• WHAT THE TASK REQUIRES
Copy out each line of the data holding "median".

• Raw records
◇ ◇ ◇ ◇ ◇ ◇ ◇

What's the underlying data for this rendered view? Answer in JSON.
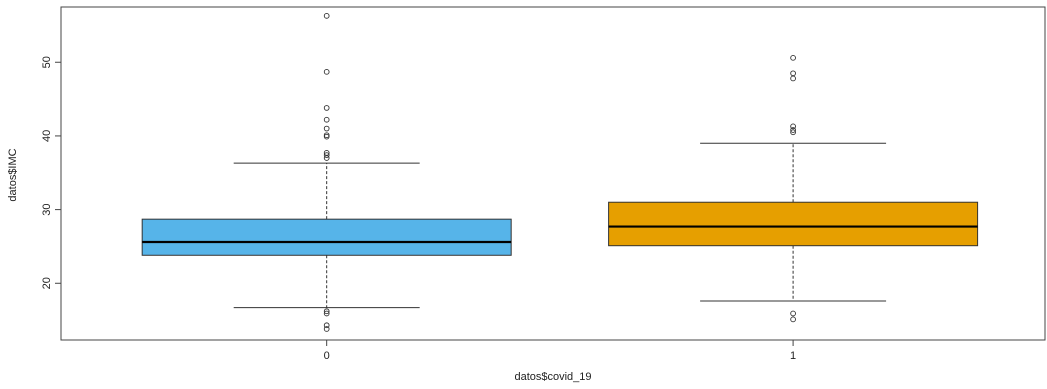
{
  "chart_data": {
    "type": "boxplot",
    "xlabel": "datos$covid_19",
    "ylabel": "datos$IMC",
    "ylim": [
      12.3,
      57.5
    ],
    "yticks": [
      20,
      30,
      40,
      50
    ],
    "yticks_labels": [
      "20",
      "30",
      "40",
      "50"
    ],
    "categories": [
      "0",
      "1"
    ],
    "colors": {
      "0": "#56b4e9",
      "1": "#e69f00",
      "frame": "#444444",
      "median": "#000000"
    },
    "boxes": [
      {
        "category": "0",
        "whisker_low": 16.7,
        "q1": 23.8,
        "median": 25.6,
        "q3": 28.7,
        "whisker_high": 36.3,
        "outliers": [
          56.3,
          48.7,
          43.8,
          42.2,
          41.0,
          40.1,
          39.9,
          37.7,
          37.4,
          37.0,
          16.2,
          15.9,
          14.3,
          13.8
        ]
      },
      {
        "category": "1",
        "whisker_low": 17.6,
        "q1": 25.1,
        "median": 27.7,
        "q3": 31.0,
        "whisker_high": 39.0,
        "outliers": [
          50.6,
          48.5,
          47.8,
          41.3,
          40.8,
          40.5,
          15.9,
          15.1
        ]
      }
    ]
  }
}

◇ ◇ ◇ ◇ ◇ ◇ ◇

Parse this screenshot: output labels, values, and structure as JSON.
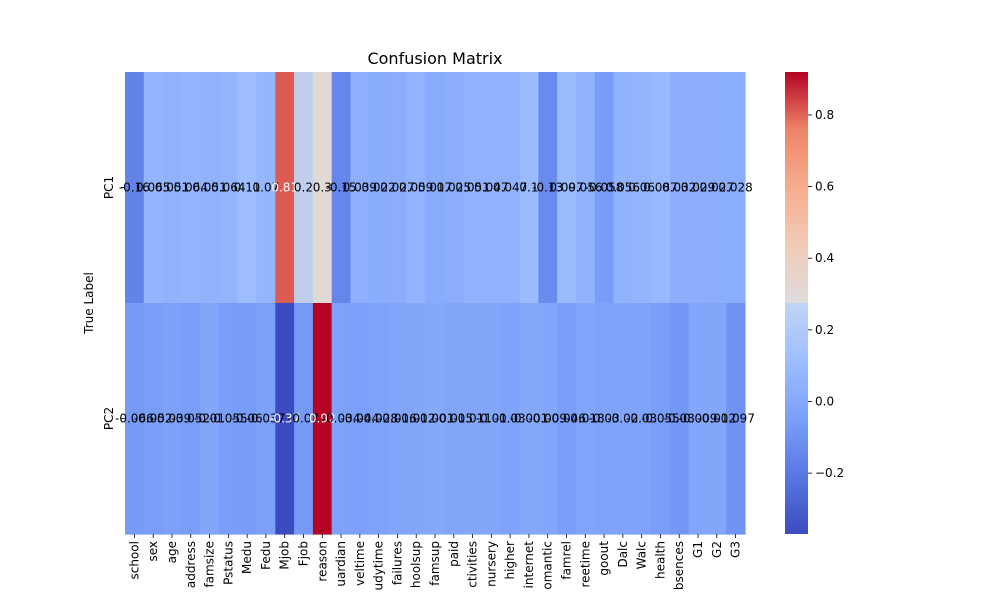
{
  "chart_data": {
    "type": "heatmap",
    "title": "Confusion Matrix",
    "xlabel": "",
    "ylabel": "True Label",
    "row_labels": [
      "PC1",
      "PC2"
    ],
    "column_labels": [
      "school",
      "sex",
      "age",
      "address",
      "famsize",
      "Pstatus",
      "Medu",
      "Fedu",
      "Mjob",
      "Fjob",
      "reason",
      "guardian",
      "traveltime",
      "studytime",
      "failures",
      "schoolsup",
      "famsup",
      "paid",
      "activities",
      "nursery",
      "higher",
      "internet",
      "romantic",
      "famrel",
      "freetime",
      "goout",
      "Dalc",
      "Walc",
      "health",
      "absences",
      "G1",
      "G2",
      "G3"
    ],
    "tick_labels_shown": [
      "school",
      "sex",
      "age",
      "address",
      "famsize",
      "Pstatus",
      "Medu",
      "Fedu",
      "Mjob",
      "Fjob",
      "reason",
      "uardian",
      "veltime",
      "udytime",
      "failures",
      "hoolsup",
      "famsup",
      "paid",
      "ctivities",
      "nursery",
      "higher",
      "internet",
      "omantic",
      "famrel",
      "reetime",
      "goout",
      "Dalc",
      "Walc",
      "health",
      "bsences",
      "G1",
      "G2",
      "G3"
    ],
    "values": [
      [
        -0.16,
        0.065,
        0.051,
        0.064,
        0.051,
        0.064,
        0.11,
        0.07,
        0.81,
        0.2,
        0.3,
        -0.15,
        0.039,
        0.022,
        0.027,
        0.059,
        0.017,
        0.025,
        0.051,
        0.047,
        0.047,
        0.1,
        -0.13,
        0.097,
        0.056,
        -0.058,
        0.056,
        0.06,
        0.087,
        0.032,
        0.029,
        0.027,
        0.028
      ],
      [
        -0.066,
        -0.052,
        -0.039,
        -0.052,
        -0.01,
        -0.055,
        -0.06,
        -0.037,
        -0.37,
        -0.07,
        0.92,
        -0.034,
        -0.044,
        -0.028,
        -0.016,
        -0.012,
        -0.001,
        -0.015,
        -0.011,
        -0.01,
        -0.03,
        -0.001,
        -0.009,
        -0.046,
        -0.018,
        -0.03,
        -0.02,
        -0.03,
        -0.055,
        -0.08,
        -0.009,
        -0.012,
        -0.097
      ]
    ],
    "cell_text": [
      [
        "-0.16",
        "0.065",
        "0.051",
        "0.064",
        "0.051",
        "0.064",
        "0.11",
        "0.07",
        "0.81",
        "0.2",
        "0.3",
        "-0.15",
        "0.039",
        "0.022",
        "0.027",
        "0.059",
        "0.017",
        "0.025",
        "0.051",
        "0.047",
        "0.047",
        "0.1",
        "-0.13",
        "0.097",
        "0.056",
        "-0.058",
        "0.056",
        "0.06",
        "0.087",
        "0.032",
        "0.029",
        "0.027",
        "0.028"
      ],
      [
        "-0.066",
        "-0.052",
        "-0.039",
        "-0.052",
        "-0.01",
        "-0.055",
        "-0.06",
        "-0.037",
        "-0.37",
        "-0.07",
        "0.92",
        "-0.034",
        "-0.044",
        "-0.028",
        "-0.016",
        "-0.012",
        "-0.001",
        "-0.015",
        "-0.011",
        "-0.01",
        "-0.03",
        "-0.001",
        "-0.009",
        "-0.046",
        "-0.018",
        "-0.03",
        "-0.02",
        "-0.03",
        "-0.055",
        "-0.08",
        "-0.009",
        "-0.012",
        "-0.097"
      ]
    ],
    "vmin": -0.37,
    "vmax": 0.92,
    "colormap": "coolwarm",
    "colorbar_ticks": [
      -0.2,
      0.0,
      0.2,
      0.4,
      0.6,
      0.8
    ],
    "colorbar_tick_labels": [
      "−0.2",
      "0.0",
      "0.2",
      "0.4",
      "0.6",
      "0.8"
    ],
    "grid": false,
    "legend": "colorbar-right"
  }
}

◇ ◇ ◇ ◇ ◇ ◇ ◇

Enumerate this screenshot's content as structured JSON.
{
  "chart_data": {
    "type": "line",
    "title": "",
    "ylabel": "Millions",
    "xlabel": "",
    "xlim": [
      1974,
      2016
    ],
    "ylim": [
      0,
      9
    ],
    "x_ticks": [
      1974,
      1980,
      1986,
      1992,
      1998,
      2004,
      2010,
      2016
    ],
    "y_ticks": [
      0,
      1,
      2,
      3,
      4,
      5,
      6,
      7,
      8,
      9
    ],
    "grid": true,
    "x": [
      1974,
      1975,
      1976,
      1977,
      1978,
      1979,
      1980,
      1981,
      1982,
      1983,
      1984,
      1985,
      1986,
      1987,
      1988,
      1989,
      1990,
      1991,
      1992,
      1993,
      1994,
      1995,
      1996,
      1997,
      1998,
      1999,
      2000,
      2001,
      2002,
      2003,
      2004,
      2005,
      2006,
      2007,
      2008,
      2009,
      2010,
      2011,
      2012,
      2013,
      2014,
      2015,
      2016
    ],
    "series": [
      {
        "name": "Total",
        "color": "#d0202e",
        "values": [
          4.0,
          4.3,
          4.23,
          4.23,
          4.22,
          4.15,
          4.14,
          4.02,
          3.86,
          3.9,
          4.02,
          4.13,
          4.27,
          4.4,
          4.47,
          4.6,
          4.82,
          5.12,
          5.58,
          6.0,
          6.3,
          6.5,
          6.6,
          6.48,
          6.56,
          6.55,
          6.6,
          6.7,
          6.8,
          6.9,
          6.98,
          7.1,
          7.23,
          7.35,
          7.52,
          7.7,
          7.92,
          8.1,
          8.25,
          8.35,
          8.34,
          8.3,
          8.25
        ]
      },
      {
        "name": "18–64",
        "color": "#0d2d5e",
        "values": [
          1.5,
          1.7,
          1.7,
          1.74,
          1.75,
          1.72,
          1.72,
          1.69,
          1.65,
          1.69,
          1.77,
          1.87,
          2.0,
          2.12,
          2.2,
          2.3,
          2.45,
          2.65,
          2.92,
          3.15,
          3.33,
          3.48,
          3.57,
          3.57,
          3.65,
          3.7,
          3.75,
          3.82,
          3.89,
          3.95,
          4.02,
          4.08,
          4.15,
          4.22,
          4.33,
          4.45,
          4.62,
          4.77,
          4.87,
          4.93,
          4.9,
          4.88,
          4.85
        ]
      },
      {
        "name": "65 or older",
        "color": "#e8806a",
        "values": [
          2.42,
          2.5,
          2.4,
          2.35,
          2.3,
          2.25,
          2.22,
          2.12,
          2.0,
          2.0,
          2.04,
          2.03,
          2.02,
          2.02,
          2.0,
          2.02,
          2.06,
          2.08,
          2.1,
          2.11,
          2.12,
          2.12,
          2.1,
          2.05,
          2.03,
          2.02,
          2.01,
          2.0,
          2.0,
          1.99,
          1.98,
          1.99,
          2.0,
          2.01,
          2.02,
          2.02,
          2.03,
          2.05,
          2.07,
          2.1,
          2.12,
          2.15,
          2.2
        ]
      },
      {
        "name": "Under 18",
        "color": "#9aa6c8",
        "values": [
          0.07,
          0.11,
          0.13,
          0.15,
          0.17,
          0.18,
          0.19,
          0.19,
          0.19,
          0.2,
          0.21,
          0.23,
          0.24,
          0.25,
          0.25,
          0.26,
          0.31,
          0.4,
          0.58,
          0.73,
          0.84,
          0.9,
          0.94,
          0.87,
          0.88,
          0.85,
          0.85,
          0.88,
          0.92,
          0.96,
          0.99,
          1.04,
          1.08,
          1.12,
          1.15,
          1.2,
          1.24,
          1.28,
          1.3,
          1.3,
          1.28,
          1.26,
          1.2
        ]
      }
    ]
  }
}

◇ ◇ ◇ ◇ ◇ ◇ ◇

• RESULT OF THE TASK
      "median": "#000000"
        "median": 25.6,
        "median": 27.7,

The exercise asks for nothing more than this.